Short problem.
Check each line of the records below and collect those holding "this".

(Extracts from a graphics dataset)
# # # # # # #
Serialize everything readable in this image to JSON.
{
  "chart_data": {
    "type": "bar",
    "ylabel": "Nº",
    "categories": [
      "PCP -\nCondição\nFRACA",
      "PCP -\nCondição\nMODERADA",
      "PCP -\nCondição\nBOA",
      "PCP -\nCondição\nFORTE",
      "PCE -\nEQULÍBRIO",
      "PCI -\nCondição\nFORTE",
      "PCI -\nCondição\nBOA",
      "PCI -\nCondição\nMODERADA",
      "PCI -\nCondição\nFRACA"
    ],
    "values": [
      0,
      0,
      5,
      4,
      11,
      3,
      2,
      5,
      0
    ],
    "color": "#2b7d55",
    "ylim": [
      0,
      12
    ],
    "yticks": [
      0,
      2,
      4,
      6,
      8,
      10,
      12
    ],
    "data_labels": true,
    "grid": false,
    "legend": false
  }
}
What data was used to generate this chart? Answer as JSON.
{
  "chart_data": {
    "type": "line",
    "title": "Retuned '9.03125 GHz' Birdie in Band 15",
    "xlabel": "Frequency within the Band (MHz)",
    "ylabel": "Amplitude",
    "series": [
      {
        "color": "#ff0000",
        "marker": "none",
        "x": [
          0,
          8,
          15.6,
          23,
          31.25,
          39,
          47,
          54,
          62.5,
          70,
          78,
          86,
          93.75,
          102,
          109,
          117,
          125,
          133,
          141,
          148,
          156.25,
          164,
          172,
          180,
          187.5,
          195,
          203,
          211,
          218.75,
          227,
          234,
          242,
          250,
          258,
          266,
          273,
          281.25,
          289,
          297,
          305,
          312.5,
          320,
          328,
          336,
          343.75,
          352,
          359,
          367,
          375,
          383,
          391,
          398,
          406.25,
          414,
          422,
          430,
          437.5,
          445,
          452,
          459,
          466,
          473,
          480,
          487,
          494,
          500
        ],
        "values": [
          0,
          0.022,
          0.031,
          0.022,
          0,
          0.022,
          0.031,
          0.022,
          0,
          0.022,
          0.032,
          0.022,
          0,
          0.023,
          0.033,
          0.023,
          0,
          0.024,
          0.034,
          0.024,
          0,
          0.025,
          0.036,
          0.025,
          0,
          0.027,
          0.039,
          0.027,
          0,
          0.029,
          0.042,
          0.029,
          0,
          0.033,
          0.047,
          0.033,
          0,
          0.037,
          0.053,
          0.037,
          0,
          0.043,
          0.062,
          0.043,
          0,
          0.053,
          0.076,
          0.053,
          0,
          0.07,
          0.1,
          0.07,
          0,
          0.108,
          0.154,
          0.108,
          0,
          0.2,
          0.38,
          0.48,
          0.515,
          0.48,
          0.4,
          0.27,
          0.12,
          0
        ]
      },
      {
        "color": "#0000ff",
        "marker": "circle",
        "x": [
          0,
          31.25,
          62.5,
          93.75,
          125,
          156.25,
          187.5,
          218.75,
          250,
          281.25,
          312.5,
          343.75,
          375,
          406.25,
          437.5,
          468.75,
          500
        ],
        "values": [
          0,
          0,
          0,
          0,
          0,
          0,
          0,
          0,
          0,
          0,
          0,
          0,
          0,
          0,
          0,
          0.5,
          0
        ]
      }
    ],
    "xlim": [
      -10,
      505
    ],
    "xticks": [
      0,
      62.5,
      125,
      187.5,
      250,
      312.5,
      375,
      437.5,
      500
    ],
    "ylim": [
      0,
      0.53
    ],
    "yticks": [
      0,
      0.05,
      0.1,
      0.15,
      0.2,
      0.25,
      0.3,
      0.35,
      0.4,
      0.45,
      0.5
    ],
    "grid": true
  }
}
# # # # # # #
Solution to the problem.
Serialize everything readable in this image to JSON.
What data was used to generate this chart? Answer as JSON.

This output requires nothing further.